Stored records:
-- START --
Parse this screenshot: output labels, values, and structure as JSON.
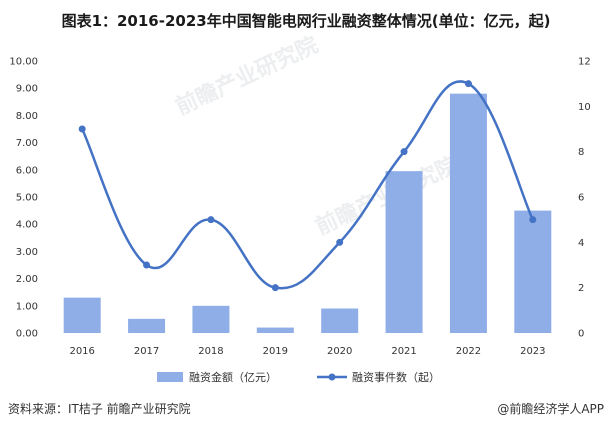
{
  "header": {
    "title": "图表1：2016-2023年中国智能电网行业融资整体情况(单位：亿元，起)"
  },
  "footer": {
    "source": "资料来源：IT桔子 前瞻产业研究院",
    "brand": "@前瞻经济学人APP"
  },
  "watermark": {
    "text": "前瞻产业研究院"
  },
  "chart_data": {
    "type": "bar",
    "categories": [
      "2016",
      "2017",
      "2018",
      "2019",
      "2020",
      "2021",
      "2022",
      "2023"
    ],
    "series": [
      {
        "name": "融资金额（亿元）",
        "type": "bar",
        "axis": "left",
        "color": "#8faee8",
        "values": [
          1.3,
          0.52,
          1.0,
          0.2,
          0.9,
          5.95,
          8.8,
          4.5
        ]
      },
      {
        "name": "融资事件数（起）",
        "type": "line",
        "axis": "right",
        "color": "#4472c4",
        "values": [
          9,
          3,
          5,
          2,
          4,
          8,
          11,
          5
        ]
      }
    ],
    "y_left": {
      "min": 0,
      "max": 10,
      "step": 1,
      "ticks": [
        "0.00",
        "1.00",
        "2.00",
        "3.00",
        "4.00",
        "5.00",
        "6.00",
        "7.00",
        "8.00",
        "9.00",
        "10.00"
      ]
    },
    "y_right": {
      "min": 0,
      "max": 12,
      "step": 2,
      "ticks": [
        "0",
        "2",
        "4",
        "6",
        "8",
        "10",
        "12"
      ]
    },
    "grid": false,
    "legend": "bottom"
  }
}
-- END --
What the task requires: Count the lines in the material above where the string "前瞻产业研究院" appears, then state only that count.

Answer to this task: 2